• [GOAL]:
Gather all lines from the material that contain "subtitles".

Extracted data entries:

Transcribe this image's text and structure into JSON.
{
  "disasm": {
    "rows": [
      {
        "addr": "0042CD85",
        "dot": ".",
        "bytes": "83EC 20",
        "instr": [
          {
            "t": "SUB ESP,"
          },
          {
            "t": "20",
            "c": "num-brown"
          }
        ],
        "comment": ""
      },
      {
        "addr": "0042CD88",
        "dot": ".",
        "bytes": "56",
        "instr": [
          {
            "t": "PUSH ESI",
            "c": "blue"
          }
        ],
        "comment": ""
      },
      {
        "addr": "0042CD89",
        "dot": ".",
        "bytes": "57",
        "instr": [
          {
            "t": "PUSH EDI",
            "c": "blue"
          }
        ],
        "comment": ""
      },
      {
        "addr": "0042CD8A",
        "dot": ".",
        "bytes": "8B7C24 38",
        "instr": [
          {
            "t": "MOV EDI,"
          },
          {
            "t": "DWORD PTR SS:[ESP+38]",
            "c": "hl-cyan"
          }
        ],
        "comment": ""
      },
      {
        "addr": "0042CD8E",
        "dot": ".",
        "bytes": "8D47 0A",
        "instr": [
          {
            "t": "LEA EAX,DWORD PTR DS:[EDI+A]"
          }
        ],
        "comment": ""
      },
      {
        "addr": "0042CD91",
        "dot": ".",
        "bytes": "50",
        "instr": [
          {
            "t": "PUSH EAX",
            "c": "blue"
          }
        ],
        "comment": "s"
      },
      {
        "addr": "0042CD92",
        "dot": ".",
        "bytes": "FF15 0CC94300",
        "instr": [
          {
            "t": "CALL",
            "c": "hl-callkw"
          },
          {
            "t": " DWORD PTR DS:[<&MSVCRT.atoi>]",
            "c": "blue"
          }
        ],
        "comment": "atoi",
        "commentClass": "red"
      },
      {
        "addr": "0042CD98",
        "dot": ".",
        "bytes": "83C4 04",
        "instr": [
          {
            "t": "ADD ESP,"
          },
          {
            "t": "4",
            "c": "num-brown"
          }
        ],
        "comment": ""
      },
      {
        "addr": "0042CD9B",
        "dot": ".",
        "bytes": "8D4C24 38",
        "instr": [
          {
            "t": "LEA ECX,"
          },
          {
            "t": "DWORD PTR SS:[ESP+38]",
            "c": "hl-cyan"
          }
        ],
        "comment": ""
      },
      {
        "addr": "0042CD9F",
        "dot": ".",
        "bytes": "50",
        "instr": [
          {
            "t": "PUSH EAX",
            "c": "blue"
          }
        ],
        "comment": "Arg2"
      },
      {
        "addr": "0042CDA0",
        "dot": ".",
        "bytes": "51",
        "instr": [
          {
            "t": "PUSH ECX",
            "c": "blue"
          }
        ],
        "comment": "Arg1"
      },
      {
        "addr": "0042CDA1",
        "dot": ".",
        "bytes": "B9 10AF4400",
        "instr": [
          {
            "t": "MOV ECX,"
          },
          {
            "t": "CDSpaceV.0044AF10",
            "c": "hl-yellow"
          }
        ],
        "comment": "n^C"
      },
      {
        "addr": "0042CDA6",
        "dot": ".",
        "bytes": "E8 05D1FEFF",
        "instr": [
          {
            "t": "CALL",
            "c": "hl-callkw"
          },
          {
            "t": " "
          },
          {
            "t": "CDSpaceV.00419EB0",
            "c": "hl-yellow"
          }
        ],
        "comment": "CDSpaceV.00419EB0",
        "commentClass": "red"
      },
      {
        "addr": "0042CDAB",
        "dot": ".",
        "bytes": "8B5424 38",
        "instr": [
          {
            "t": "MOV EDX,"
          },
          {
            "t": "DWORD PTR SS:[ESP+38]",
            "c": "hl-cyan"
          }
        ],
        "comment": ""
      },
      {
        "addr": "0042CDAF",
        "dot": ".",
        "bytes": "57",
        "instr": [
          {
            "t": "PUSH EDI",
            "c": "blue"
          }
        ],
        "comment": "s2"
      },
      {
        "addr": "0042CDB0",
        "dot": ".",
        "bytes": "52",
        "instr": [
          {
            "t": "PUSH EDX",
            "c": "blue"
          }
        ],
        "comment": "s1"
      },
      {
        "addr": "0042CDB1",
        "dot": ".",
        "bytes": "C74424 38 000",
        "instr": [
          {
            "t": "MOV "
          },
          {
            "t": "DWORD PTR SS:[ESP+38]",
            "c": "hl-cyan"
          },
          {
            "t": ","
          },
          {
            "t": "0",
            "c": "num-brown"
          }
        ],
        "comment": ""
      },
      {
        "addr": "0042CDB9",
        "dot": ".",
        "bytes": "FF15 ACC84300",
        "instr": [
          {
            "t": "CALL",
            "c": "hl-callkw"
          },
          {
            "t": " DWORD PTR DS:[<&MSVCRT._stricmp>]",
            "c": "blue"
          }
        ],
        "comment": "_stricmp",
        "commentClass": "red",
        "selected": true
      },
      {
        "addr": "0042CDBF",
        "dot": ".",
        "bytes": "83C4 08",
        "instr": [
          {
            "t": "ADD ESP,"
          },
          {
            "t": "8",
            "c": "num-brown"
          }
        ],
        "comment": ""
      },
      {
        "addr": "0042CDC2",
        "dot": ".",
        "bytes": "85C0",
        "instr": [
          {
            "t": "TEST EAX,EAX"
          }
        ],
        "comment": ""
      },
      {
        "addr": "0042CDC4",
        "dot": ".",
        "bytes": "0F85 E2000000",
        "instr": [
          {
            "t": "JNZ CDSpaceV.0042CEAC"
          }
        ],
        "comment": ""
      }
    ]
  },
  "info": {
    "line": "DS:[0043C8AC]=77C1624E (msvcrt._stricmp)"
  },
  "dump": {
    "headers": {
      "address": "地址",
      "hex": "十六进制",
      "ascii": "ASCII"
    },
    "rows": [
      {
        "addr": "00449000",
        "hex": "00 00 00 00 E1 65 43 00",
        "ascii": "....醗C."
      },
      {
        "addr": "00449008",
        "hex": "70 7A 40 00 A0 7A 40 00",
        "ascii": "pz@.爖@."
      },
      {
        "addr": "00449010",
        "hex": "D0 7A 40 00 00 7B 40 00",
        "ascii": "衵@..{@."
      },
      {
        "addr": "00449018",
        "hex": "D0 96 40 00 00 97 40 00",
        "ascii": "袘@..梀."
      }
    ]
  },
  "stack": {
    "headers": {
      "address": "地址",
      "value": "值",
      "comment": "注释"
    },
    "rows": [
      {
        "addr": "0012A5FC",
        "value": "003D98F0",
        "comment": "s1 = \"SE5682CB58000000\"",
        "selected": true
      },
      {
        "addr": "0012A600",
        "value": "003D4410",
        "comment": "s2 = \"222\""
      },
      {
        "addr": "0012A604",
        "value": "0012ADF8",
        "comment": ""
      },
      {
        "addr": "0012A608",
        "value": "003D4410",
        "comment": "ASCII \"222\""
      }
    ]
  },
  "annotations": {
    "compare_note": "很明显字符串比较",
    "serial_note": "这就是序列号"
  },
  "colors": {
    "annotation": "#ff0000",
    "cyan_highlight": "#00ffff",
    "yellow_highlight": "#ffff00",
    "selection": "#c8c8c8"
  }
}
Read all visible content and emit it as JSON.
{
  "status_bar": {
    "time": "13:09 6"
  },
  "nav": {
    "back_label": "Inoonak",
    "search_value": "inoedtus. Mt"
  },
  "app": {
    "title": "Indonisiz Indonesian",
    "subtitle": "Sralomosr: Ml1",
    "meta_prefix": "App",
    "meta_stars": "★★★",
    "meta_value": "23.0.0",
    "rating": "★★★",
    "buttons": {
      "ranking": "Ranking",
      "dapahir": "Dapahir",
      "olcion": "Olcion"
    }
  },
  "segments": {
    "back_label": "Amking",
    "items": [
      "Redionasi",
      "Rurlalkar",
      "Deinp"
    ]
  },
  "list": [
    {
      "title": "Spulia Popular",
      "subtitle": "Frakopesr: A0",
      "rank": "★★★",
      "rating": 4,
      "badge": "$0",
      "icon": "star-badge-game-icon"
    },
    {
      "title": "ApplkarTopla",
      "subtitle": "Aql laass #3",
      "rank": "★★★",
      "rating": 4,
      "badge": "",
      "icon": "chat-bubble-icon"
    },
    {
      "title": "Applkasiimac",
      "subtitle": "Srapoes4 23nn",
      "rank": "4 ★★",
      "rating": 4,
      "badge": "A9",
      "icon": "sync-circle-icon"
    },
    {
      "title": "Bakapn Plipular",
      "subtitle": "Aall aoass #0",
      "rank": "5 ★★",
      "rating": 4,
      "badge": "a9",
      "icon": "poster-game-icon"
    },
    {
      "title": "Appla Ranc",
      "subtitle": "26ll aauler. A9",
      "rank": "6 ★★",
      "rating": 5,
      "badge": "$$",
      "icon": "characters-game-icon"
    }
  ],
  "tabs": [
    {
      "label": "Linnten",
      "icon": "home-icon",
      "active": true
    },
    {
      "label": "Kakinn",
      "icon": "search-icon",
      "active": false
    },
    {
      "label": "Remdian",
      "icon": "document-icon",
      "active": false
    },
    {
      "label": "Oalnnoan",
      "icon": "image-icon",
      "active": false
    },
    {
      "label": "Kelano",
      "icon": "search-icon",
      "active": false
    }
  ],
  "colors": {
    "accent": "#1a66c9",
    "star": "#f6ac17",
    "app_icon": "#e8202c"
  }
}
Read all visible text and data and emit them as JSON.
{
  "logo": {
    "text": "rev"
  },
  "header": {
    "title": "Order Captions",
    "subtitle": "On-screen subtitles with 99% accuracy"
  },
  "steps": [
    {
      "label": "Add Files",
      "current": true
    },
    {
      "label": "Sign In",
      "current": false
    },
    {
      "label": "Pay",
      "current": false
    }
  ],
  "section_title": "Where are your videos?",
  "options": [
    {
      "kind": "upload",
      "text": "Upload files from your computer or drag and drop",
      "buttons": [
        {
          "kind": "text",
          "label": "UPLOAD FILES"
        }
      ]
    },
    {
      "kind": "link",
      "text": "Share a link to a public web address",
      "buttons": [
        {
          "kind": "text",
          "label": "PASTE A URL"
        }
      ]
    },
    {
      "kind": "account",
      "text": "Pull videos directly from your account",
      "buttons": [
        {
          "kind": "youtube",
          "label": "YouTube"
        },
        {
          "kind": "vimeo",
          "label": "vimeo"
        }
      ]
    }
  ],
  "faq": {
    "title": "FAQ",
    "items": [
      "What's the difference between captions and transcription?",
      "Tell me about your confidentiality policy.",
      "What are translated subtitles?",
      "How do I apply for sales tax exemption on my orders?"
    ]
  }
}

• [RESPONSE]:
    "subtitle": "On-screen subtitles with 99% accuracy"
      "What are translated subtitles?",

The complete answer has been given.